§ **Task to carry out**
Among the entries, which lines carry the string "England"? Copy each of them.

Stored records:
::::::

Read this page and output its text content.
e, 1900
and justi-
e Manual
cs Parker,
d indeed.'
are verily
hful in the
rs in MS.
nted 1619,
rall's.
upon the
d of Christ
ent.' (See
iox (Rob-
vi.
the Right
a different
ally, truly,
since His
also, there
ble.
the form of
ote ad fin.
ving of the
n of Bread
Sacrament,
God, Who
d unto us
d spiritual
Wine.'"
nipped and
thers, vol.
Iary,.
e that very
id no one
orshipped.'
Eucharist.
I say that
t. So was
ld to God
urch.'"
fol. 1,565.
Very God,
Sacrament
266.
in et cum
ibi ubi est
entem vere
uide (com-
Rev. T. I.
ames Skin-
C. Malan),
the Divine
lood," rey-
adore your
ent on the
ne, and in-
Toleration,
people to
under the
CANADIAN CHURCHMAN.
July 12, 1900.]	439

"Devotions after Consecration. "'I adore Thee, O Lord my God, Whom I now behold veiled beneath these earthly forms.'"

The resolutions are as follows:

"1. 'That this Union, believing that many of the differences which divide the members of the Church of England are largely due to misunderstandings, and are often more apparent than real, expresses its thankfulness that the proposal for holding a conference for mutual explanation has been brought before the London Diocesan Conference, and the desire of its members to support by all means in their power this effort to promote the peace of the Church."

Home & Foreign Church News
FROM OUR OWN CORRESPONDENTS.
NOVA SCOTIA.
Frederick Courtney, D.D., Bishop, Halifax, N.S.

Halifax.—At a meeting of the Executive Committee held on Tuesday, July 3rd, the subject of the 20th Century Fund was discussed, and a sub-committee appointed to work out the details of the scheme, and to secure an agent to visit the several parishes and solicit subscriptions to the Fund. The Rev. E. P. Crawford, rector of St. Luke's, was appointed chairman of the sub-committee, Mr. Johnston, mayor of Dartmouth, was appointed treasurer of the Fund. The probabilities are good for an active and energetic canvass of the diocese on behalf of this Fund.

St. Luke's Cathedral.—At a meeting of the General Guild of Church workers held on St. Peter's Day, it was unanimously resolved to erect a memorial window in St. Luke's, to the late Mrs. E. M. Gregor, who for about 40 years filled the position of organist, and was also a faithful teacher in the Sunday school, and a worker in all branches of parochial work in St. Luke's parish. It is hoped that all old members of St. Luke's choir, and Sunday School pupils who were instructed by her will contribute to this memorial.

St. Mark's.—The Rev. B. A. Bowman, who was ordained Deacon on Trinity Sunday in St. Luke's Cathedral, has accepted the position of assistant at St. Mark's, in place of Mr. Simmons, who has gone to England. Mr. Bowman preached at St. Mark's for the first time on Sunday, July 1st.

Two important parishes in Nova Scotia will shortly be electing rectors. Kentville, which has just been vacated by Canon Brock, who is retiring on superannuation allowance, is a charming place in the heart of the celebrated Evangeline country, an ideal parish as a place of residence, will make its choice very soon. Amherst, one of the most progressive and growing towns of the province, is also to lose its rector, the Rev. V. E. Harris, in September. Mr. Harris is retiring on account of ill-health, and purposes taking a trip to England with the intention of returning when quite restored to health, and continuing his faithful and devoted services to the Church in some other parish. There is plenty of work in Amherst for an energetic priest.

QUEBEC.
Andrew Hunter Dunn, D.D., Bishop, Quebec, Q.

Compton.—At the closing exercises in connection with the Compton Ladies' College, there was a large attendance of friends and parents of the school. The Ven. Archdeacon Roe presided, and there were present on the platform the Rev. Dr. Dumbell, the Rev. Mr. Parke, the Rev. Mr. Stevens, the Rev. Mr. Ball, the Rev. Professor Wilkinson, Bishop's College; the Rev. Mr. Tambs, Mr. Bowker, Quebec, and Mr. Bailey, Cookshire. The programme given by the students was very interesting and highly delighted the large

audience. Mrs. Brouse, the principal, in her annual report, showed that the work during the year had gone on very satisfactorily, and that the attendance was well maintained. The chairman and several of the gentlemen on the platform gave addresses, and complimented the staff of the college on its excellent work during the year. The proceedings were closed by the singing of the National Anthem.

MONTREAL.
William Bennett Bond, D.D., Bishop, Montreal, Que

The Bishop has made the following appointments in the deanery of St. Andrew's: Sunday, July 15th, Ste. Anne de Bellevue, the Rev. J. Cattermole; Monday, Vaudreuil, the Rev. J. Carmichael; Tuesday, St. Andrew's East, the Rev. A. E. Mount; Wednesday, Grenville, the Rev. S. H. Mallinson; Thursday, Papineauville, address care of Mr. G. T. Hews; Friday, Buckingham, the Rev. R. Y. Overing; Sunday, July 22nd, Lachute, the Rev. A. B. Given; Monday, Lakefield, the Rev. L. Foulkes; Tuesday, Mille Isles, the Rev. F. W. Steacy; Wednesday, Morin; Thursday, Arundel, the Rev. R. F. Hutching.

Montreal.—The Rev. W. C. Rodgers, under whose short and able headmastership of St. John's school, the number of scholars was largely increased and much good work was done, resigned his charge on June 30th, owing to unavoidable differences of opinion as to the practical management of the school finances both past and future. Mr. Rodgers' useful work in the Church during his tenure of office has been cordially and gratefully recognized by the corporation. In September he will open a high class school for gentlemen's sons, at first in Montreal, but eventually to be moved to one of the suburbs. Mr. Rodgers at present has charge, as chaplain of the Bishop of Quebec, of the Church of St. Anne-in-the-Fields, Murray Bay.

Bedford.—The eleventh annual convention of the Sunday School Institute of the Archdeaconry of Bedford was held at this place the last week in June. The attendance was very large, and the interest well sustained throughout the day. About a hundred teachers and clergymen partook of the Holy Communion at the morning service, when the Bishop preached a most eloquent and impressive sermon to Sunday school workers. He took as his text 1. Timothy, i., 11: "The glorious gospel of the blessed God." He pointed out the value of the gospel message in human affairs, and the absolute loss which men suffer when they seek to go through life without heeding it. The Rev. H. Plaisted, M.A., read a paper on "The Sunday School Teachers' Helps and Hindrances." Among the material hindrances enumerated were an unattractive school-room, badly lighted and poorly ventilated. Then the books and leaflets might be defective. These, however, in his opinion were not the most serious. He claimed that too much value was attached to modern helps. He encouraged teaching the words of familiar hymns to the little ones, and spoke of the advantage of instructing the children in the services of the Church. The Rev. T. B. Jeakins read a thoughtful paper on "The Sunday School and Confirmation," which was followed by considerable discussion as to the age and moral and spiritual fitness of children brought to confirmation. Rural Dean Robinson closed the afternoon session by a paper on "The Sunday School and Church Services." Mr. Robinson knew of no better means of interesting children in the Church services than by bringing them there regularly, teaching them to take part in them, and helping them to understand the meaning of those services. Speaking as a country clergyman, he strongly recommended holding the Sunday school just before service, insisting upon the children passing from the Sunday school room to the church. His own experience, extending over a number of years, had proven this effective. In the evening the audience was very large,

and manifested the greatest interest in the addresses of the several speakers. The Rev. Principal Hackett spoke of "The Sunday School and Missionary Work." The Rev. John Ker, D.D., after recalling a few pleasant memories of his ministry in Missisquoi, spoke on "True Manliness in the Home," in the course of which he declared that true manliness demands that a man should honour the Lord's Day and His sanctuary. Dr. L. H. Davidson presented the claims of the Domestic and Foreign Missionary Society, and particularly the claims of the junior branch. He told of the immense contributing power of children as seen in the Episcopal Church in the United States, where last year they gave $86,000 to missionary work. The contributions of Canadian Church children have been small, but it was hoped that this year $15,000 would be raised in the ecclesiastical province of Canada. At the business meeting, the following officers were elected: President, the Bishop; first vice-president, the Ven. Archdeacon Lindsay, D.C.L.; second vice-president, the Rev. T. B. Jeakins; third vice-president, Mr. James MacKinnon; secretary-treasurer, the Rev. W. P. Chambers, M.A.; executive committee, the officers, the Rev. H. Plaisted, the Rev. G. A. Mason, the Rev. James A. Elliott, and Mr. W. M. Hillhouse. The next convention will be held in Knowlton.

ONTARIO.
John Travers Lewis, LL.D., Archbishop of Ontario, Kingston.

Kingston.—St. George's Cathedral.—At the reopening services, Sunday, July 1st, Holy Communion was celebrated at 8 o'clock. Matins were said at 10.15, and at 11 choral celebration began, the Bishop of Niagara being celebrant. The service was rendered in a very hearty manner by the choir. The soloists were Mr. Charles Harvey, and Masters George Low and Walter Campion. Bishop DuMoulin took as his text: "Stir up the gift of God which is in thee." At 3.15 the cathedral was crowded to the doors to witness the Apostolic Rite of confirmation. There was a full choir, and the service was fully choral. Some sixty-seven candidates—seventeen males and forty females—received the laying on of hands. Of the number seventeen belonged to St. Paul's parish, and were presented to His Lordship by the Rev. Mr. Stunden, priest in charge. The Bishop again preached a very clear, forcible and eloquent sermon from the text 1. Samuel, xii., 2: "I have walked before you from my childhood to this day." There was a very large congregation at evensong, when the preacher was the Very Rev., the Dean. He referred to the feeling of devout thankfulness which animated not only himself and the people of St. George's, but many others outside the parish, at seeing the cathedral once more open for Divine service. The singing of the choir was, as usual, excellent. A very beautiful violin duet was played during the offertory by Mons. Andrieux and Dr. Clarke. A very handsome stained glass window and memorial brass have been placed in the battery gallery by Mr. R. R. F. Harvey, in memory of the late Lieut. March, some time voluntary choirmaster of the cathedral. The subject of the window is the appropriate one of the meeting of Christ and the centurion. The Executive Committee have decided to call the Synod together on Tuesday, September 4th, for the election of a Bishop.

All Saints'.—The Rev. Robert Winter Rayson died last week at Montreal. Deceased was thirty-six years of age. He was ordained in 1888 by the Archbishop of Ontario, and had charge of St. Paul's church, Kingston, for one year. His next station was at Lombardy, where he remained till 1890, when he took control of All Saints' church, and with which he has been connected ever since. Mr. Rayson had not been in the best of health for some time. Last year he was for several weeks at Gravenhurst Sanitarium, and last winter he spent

::::::

§ **The result**
"1. 'That this Union, believing that many of the differences which divide the members of the Church of England are largely due to misunderstandings, and are often more apparent than real, expresses its thankfulness that the proposal for holding a conference for mutual explanation has been brought before the London Diocesan Conference, and the desire of its members to support by all means in their power this effort to promote the peace of the Church."
St. Mark's.—The Rev. B. A. Bowman, who was ordained Deacon on Trinity Sunday in St. Luke's Cathedral, has accepted the position of assistant at St. Mark's, in place of Mr. Simmons, who has gone to England. Mr. Bowman preached at St. Mark's for the first time on Sunday, July 1st.
Two important parishes in Nova Scotia will shortly be electing rectors. Kentville, which has just been vacated by Canon Brock, who is retiring on superannuation allowance, is a charming place in the heart of the celebrated Evangeline country, an ideal parish as a place of residence, will make its choice very soon. Amherst, one of the most progressive and growing towns of the province, is also to lose its rector, the Rev. V. E. Harris, in September. Mr. Harris is retiring on account of ill-health, and purposes taking a trip to England with the intention of returning when quite restored to health, and continuing his faithful and devoted services to the Church in some other parish. There is plenty of work in Amherst for an energetic priest.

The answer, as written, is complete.